[START OF DATASET EXTRACT]

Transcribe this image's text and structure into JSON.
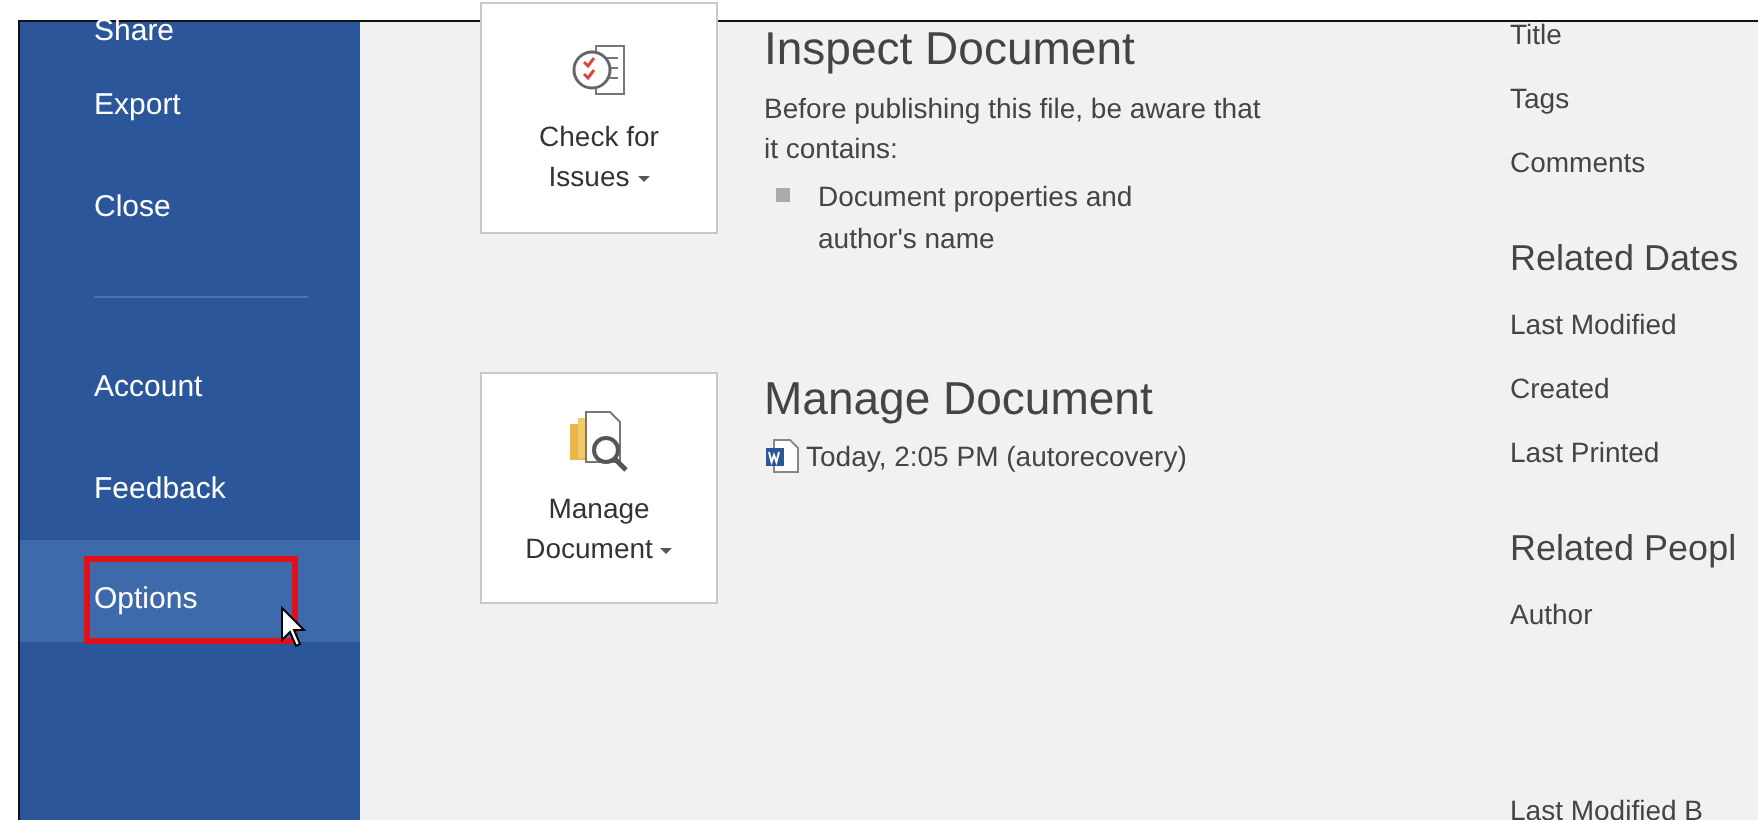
{
  "sidebar": {
    "groups": [
      {
        "items": [
          {
            "label": "Share",
            "selected": false
          },
          {
            "label": "Export",
            "selected": false
          },
          {
            "label": "Close",
            "selected": false
          }
        ]
      },
      {
        "items": [
          {
            "label": "Account",
            "selected": false
          },
          {
            "label": "Feedback",
            "selected": false
          },
          {
            "label": "Options",
            "selected": true
          }
        ]
      }
    ]
  },
  "sections": [
    {
      "kind": "inspect",
      "button_label": "Check for Issues",
      "heading": "Inspect Document",
      "description": "Before publishing this file, be aware that it contains:",
      "bullets": [
        "Document properties and author's name"
      ]
    },
    {
      "kind": "manage",
      "button_label": "Manage Document",
      "heading": "Manage Document",
      "versions": [
        "Today, 2:05 PM (autorecovery)"
      ]
    }
  ],
  "properties": {
    "groups": [
      {
        "items": [
          "Title",
          "Tags",
          "Comments"
        ]
      },
      {
        "heading": "Related Dates",
        "items": [
          "Last Modified",
          "Created",
          "Last Printed"
        ]
      },
      {
        "heading": "Related Peopl",
        "items": [
          "Author"
        ]
      }
    ],
    "footer_item": "Last Modified B"
  }
}
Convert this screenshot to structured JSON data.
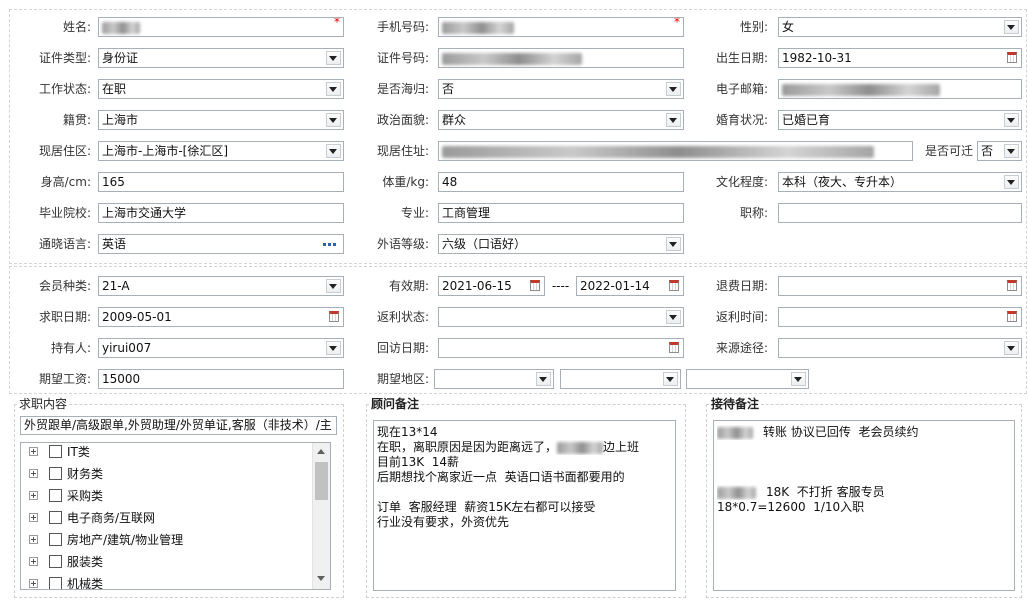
{
  "colors": {
    "required": "#e60000",
    "input_border": "#a7afb9",
    "label": "#333333",
    "text": "#111111",
    "section_border": "#d5d5d5",
    "ellipsis": "#2f5fb3",
    "calendar_accent": "#c0392b"
  },
  "icons": {
    "dropdown": "chevron-down-icon",
    "calendar": "calendar-icon",
    "more": "ellipsis-icon",
    "expand": "plus-square-icon",
    "checkbox": "checkbox-icon"
  },
  "basic": {
    "name": {
      "label": "姓名:",
      "required": "*"
    },
    "mobile": {
      "label": "手机号码:",
      "required": "*"
    },
    "gender": {
      "label": "性别:",
      "value": "女"
    },
    "id_type": {
      "label": "证件类型:",
      "value": "身份证"
    },
    "id_number": {
      "label": "证件号码:"
    },
    "birth_date": {
      "label": "出生日期:",
      "value": "1982-10-31"
    },
    "work_status": {
      "label": "工作状态:",
      "value": "在职"
    },
    "returnee": {
      "label": "是否海归:",
      "value": "否"
    },
    "email": {
      "label": "电子邮箱:"
    },
    "native_place": {
      "label": "籍贯:",
      "value": "上海市"
    },
    "political_status": {
      "label": "政治面貌:",
      "value": "群众"
    },
    "marital_status": {
      "label": "婚育状况:",
      "value": "已婚已育"
    },
    "district": {
      "label": "现居住区:",
      "value": "上海市-上海市-[徐汇区]"
    },
    "address": {
      "label": "现居住址:"
    },
    "relocatable": {
      "label": "是否可迁",
      "value": "否"
    },
    "height": {
      "label": "身高/cm:",
      "value": "165"
    },
    "weight": {
      "label": "体重/kg:",
      "value": "48"
    },
    "education": {
      "label": "文化程度:",
      "value": "本科（夜大、专升本）"
    },
    "school": {
      "label": "毕业院校:",
      "value": "上海市交通大学"
    },
    "major": {
      "label": "专业:",
      "value": "工商管理"
    },
    "job_title": {
      "label": "职称:"
    },
    "languages": {
      "label": "通晓语言:",
      "value": "英语"
    },
    "language_level": {
      "label": "外语等级:",
      "value": "六级（口语好）"
    }
  },
  "membership": {
    "member_type": {
      "label": "会员种类:",
      "value": "21-A"
    },
    "validity": {
      "label": "有效期:",
      "from": "2021-06-15",
      "separator": "----",
      "to": "2022-01-14"
    },
    "refund_date": {
      "label": "退费日期:"
    },
    "apply_date": {
      "label": "求职日期:",
      "value": "2009-05-01"
    },
    "rebate_status": {
      "label": "返利状态:"
    },
    "rebate_time": {
      "label": "返利时间:"
    },
    "holder": {
      "label": "持有人:",
      "value": "yirui007"
    },
    "followup_date": {
      "label": "回访日期:"
    },
    "source": {
      "label": "来源途径:"
    },
    "expected_salary": {
      "label": "期望工资:",
      "value": "15000"
    },
    "expected_area": {
      "label": "期望地区:"
    }
  },
  "job_intent": {
    "legend": "求职内容",
    "selected_text": "外贸跟单/高级跟单,外贸助理/外贸单证,客服（非技术）/主",
    "categories": [
      "IT类",
      "财务类",
      "采购类",
      "电子商务/互联网",
      "房地产/建筑/物业管理",
      "服装类",
      "机械类"
    ]
  },
  "consultant_notes": {
    "legend": "顾问备注",
    "lines": [
      {
        "text": "现在13*14"
      },
      {
        "before": "在职，离职原因是因为距离远了，",
        "after": "边上班"
      },
      {
        "text": "目前13K  14薪"
      },
      {
        "text": "后期想找个离家近一点  英语口语书面都要用的"
      },
      {
        "text": "订单  客服经理  薪资15K左右都可以接受"
      },
      {
        "text": "行业没有要求，外资优先"
      }
    ]
  },
  "reception_notes": {
    "legend": "接待备注",
    "lines": [
      {
        "after": "转账 协议已回传  老会员续约"
      },
      {
        "after": "18K  不打折 客服专员"
      },
      {
        "text": "18*0.7=12600  1/10入职"
      }
    ]
  }
}
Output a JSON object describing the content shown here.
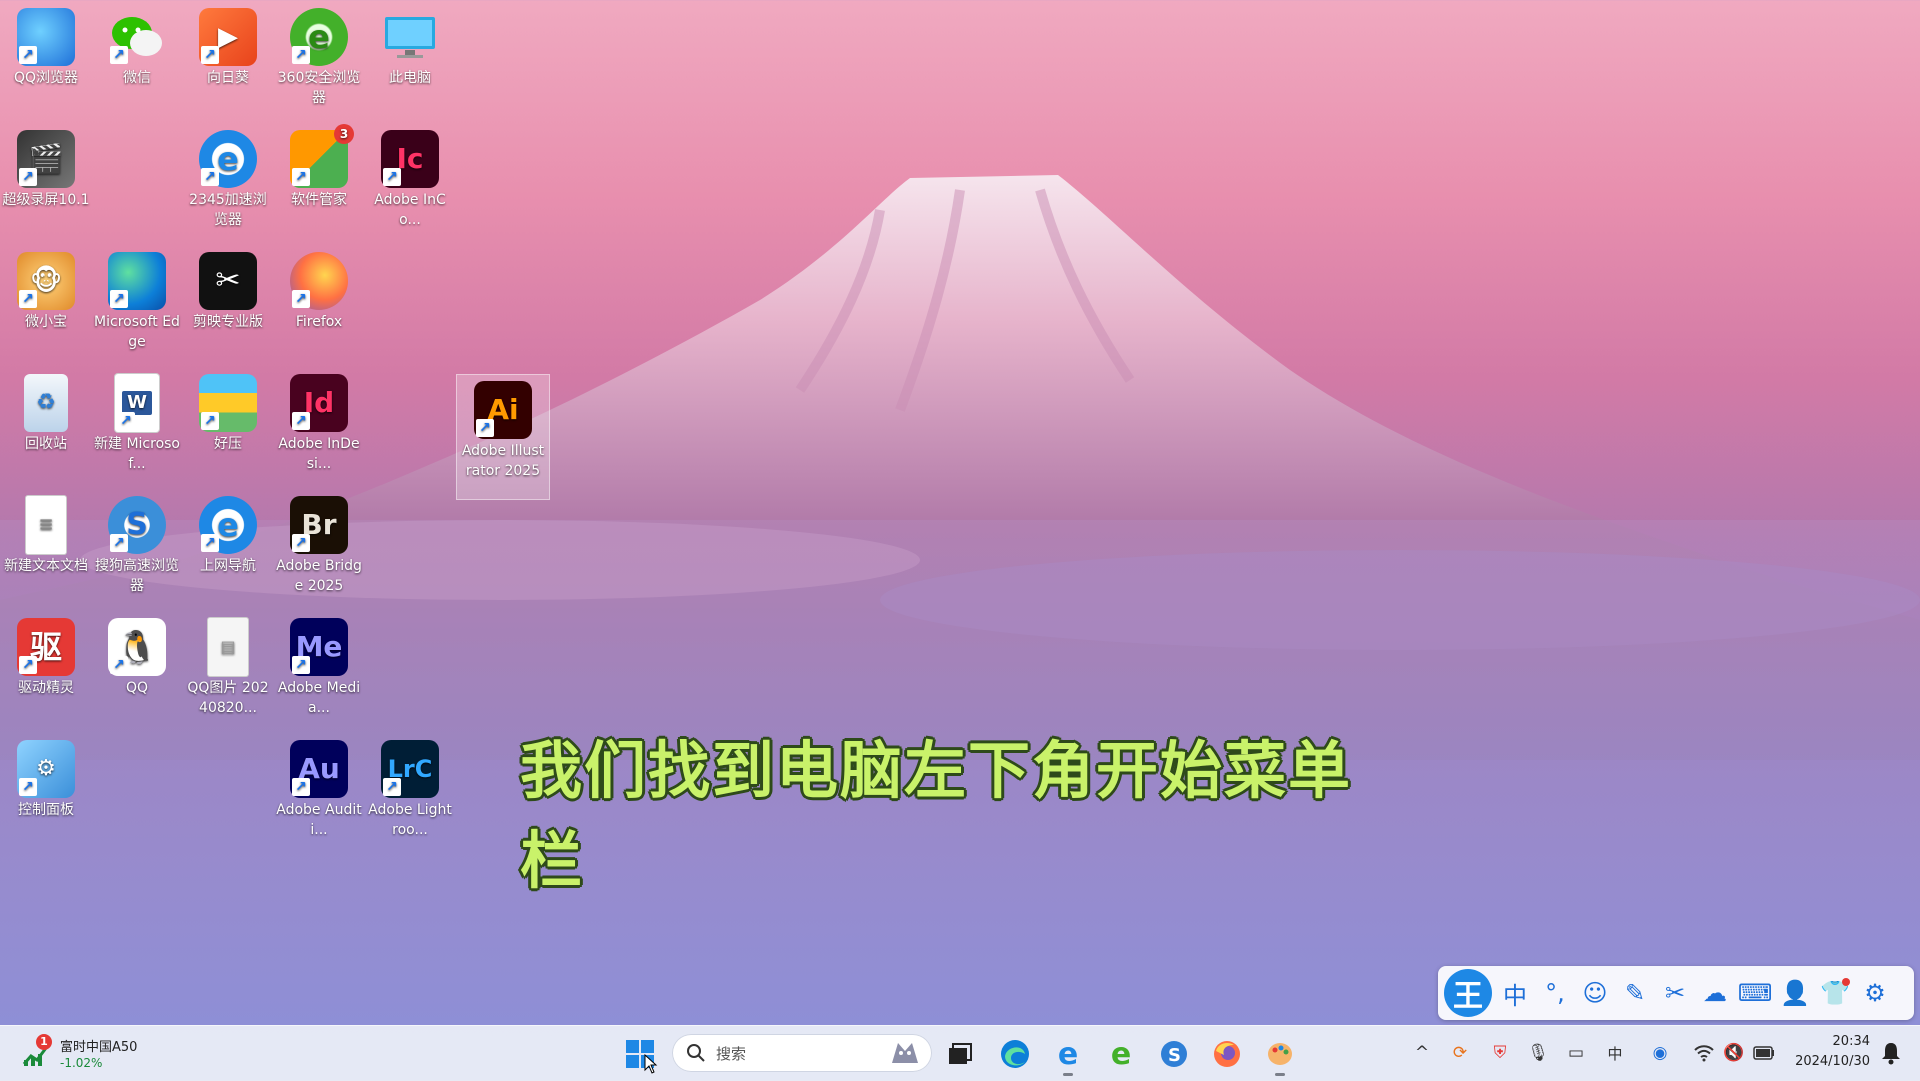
{
  "desktop": {
    "icons": [
      {
        "label": "QQ浏览器"
      },
      {
        "label": "微信"
      },
      {
        "label": "向日葵"
      },
      {
        "label": "360安全浏览器"
      },
      {
        "label": "此电脑"
      },
      {
        "label": "超级录屏10.1"
      },
      {
        "label": "2345加速浏览器"
      },
      {
        "label": "软件管家",
        "badge": "3"
      },
      {
        "label": "Adobe InCo...",
        "glyph": "Ic"
      },
      {
        "label": "微小宝"
      },
      {
        "label": "Microsoft Edge"
      },
      {
        "label": "剪映专业版"
      },
      {
        "label": "Firefox"
      },
      {
        "label": "回收站"
      },
      {
        "label": "新建 Microsof..."
      },
      {
        "label": "好压"
      },
      {
        "label": "Adobe InDesi...",
        "glyph": "Id"
      },
      {
        "label": "Adobe Illustrator 2025",
        "glyph": "Ai"
      },
      {
        "label": "新建文本文档"
      },
      {
        "label": "搜狗高速浏览器"
      },
      {
        "label": "上网导航"
      },
      {
        "label": "Adobe Bridge 2025",
        "glyph": "Br"
      },
      {
        "label": "驱动精灵"
      },
      {
        "label": "QQ"
      },
      {
        "label": "QQ图片 20240820..."
      },
      {
        "label": "Adobe Media...",
        "glyph": "Me"
      },
      {
        "label": "控制面板"
      },
      {
        "label": "Adobe Auditi...",
        "glyph": "Au"
      },
      {
        "label": "Adobe Lightroo...",
        "glyph": "LrC"
      }
    ],
    "subtitle": "我们找到电脑左下角开始菜单栏"
  },
  "ime_toolbar": {
    "logo": "王",
    "mode": "中",
    "punct": "°,"
  },
  "taskbar": {
    "stock": {
      "badge": "1",
      "name": "富时中国A50",
      "change": "-1.02%"
    },
    "search": {
      "placeholder": "搜索"
    },
    "tray": {
      "ime_indicator": "中"
    },
    "clock": {
      "time": "20:34",
      "date": "2024/10/30"
    }
  },
  "colors": {
    "subtitle": "#c9f26a",
    "subtitle_outline": "#2e4a1a",
    "accent": "#1e88e5"
  }
}
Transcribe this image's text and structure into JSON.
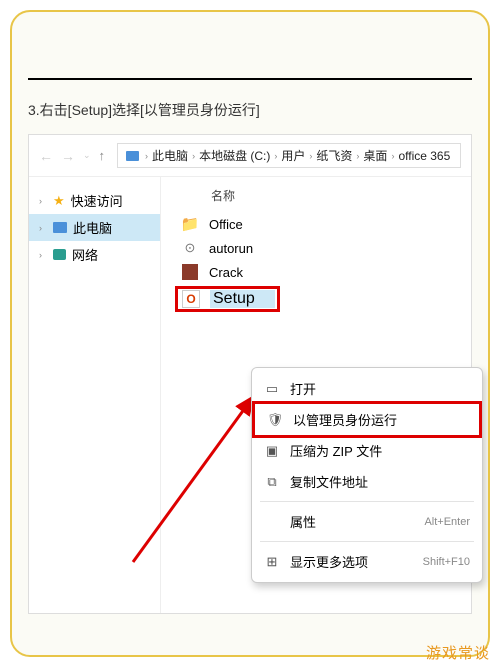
{
  "instruction": "3.右击[Setup]选择[以管理员身份运行]",
  "breadcrumb": [
    "此电脑",
    "本地磁盘 (C:)",
    "用户",
    "纸飞资",
    "桌面",
    "office 365"
  ],
  "sidebar": {
    "items": [
      {
        "label": "快速访问"
      },
      {
        "label": "此电脑"
      },
      {
        "label": "网络"
      }
    ]
  },
  "column_header": "名称",
  "files": [
    {
      "label": "Office"
    },
    {
      "label": "autorun"
    },
    {
      "label": "Crack"
    },
    {
      "label": "Setup"
    }
  ],
  "context_menu": {
    "items": [
      {
        "label": "打开",
        "shortcut": ""
      },
      {
        "label": "以管理员身份运行",
        "shortcut": ""
      },
      {
        "label": "压缩为 ZIP 文件",
        "shortcut": ""
      },
      {
        "label": "复制文件地址",
        "shortcut": ""
      },
      {
        "label": "属性",
        "shortcut": "Alt+Enter"
      },
      {
        "label": "显示更多选项",
        "shortcut": "Shift+F10"
      }
    ]
  },
  "watermark": "游戏常谈"
}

[END OF DATASET EXTRACT]

Return the lines of the records that include the string "Modified".

◆ FULL SOLUTION:
          "Last Modified",
    "footer_item": "Last Modified B"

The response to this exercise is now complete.